**INFORMATION SHOWN:**
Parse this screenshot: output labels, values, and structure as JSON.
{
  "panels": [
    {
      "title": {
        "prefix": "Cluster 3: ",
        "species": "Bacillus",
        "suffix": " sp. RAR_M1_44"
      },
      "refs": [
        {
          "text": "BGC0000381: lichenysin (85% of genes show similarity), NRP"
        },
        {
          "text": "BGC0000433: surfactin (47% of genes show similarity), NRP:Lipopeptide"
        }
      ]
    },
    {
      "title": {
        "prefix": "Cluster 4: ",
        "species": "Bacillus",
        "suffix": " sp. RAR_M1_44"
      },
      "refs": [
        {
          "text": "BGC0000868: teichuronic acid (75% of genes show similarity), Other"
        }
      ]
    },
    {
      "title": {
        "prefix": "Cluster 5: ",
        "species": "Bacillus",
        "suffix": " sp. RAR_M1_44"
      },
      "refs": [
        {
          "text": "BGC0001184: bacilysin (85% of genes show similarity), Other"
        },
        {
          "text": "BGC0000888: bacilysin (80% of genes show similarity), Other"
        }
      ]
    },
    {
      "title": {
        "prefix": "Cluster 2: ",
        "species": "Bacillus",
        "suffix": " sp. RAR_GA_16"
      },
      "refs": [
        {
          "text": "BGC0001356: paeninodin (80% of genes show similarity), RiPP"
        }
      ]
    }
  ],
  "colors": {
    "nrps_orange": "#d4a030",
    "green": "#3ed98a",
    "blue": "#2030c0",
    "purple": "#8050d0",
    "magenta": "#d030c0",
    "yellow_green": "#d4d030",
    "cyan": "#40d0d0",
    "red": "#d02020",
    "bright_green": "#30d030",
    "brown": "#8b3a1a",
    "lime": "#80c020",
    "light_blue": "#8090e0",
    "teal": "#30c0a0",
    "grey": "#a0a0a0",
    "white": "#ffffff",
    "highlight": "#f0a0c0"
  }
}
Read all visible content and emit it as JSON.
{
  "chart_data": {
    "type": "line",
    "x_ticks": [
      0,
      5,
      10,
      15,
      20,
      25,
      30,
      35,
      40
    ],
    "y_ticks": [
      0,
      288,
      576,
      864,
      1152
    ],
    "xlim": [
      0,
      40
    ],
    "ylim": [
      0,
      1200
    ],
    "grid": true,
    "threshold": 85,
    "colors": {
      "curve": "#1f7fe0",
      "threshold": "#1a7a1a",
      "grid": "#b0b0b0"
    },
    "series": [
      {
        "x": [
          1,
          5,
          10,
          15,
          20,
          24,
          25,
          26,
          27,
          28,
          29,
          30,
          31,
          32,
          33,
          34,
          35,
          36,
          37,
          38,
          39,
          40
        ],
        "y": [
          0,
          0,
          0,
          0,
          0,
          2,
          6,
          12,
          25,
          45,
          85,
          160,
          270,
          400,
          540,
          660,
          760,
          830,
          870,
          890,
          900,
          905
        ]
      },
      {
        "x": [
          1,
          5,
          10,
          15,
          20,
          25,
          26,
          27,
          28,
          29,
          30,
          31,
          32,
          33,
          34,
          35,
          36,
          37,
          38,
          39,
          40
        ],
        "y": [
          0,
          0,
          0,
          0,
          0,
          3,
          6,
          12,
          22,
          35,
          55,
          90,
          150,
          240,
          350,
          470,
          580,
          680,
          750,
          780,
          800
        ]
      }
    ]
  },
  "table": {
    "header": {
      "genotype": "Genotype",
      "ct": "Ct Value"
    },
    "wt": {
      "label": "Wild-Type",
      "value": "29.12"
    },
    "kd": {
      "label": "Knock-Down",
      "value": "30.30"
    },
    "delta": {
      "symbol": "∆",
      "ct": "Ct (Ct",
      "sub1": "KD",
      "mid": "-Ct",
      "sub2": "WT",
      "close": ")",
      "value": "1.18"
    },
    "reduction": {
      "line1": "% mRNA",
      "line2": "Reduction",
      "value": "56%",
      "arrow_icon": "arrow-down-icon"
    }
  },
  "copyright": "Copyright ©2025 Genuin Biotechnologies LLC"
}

==

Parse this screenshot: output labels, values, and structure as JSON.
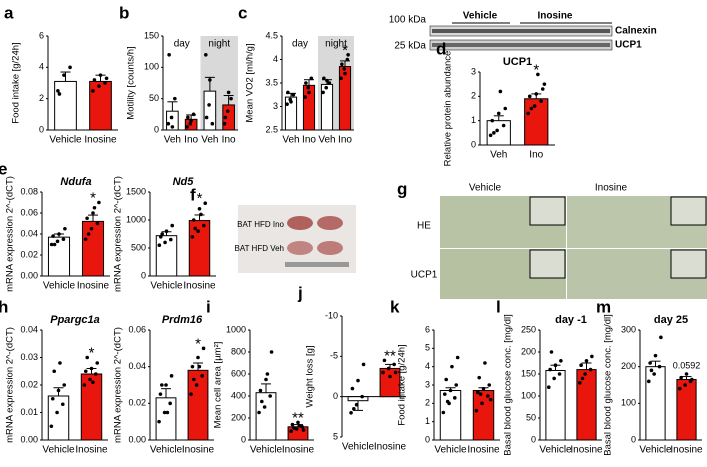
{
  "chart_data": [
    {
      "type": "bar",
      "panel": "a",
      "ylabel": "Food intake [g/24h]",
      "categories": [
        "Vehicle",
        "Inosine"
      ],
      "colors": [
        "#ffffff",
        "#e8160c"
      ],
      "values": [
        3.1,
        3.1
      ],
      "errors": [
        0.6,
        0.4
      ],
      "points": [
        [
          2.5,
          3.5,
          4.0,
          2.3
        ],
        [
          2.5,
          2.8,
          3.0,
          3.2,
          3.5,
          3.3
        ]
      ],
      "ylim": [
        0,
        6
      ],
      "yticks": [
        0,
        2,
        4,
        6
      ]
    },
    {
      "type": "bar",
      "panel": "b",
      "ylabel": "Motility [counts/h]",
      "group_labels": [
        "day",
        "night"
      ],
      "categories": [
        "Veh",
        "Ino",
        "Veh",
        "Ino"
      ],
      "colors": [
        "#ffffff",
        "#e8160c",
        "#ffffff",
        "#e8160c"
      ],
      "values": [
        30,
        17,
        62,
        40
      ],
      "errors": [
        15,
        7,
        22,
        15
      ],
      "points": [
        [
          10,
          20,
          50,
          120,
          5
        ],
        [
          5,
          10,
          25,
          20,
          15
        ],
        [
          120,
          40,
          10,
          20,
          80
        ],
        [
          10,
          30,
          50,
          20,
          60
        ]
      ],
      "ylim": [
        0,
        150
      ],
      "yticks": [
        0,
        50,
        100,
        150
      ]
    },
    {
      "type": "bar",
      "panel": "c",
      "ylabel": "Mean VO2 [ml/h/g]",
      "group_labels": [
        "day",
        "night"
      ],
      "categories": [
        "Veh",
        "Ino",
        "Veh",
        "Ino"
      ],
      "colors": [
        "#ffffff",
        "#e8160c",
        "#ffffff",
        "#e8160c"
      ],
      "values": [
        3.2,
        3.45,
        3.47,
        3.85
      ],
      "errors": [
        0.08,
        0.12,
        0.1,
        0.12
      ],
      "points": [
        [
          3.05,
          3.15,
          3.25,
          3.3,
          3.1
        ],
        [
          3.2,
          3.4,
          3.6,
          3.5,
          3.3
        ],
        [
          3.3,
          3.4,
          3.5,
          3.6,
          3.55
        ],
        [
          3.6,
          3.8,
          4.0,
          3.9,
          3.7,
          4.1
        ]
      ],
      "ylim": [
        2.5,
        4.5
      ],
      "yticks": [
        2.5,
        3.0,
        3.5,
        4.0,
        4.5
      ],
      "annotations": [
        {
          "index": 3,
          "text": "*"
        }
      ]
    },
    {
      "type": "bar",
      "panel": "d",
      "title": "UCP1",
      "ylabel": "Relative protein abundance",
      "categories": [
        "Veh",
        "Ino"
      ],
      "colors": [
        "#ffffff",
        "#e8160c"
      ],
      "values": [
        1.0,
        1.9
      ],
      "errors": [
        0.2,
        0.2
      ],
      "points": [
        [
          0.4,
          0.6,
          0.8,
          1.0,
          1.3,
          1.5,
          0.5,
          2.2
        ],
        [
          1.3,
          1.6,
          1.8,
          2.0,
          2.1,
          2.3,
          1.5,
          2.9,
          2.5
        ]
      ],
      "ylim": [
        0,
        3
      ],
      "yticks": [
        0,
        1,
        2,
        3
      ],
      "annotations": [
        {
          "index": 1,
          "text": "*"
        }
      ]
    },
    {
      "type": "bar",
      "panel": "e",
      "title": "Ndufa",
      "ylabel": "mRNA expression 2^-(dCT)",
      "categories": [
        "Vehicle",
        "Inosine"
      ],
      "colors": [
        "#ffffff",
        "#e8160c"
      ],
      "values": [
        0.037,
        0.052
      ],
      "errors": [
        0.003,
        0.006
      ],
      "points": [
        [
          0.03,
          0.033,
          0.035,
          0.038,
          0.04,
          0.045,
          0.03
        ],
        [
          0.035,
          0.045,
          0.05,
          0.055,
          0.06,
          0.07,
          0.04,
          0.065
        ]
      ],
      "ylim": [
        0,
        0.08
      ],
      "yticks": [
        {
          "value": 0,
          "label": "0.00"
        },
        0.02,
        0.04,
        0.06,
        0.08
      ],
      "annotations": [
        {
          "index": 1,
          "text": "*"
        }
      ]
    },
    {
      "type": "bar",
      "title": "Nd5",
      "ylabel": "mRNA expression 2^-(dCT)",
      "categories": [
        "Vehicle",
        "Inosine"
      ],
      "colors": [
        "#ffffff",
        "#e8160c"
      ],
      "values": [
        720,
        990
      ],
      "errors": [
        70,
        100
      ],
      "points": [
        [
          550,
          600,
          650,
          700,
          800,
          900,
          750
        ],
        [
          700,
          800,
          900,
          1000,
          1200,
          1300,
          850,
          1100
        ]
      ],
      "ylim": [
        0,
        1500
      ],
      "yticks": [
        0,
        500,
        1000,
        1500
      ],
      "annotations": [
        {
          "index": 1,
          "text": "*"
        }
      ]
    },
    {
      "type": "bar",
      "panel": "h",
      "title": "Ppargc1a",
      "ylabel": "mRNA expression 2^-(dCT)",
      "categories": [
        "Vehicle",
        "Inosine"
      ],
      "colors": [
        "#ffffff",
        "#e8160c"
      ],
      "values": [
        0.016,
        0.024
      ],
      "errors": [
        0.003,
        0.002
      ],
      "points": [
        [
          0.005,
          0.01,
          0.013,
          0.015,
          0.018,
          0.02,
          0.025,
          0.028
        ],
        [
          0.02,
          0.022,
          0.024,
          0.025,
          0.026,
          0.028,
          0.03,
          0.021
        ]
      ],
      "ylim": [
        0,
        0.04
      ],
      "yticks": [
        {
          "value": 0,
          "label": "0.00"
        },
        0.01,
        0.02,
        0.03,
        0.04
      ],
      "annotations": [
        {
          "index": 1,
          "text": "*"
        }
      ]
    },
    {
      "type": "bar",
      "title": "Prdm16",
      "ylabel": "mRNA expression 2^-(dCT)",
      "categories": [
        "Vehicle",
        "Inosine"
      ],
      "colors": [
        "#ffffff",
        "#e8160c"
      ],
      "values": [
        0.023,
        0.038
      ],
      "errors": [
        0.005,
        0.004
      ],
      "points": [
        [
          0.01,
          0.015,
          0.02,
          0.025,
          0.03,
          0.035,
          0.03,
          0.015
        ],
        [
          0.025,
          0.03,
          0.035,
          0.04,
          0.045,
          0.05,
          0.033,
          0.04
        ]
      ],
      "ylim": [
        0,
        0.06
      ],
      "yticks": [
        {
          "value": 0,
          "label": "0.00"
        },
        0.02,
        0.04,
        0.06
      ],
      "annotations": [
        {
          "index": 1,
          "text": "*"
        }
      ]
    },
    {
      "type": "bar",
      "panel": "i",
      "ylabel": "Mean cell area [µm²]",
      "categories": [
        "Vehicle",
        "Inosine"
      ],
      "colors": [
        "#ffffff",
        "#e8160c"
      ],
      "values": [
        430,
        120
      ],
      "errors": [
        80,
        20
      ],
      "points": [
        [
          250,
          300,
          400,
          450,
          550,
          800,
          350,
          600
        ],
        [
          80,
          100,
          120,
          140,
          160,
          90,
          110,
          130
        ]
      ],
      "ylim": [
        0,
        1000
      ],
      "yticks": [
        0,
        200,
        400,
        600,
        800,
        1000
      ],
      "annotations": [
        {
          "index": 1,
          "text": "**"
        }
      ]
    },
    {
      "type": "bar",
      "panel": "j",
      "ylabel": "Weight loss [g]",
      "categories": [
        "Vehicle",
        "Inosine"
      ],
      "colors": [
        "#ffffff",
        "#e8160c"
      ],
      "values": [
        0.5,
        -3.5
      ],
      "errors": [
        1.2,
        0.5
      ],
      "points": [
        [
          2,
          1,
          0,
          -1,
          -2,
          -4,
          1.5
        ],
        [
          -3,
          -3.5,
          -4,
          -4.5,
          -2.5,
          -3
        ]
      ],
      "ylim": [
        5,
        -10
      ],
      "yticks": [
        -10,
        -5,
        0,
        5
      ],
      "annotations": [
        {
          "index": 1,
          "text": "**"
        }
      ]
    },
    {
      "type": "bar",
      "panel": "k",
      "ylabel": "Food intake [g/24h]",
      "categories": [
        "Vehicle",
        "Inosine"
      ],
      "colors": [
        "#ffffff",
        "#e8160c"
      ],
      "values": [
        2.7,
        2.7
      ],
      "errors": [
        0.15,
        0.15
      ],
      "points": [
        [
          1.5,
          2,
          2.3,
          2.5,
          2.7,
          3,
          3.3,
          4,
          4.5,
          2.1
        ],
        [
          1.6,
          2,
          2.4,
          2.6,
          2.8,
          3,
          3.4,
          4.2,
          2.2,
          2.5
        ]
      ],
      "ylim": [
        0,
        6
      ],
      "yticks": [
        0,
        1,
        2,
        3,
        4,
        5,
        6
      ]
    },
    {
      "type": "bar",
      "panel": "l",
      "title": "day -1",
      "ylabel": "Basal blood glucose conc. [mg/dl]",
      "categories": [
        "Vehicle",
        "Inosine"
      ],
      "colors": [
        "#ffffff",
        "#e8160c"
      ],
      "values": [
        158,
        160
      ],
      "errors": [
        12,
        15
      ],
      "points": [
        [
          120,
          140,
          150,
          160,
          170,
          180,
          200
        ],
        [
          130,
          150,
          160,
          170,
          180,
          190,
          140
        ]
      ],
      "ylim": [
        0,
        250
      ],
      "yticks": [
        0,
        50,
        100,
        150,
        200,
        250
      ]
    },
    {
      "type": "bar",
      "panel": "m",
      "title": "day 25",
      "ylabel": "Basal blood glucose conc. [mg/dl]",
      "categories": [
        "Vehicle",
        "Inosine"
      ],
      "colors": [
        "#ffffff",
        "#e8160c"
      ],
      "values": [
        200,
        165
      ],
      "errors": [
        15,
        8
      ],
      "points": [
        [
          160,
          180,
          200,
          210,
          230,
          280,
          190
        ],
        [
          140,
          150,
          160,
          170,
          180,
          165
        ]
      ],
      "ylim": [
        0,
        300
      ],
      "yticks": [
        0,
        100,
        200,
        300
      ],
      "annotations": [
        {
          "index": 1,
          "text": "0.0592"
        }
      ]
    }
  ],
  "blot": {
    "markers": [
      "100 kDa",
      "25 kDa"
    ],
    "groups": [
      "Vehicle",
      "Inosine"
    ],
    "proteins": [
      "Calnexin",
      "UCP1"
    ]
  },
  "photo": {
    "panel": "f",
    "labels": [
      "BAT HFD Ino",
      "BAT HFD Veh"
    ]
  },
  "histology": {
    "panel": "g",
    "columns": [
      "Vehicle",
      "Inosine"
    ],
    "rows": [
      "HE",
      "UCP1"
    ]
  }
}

**EXERCISE DETAILS:**
Please go through the material and return each line where the word "Mean" appears.

**EXERCISE RESULT:**
      "ylabel": "Mean VO2 [ml/h/g]",
      "ylabel": "Mean cell area [µm²]",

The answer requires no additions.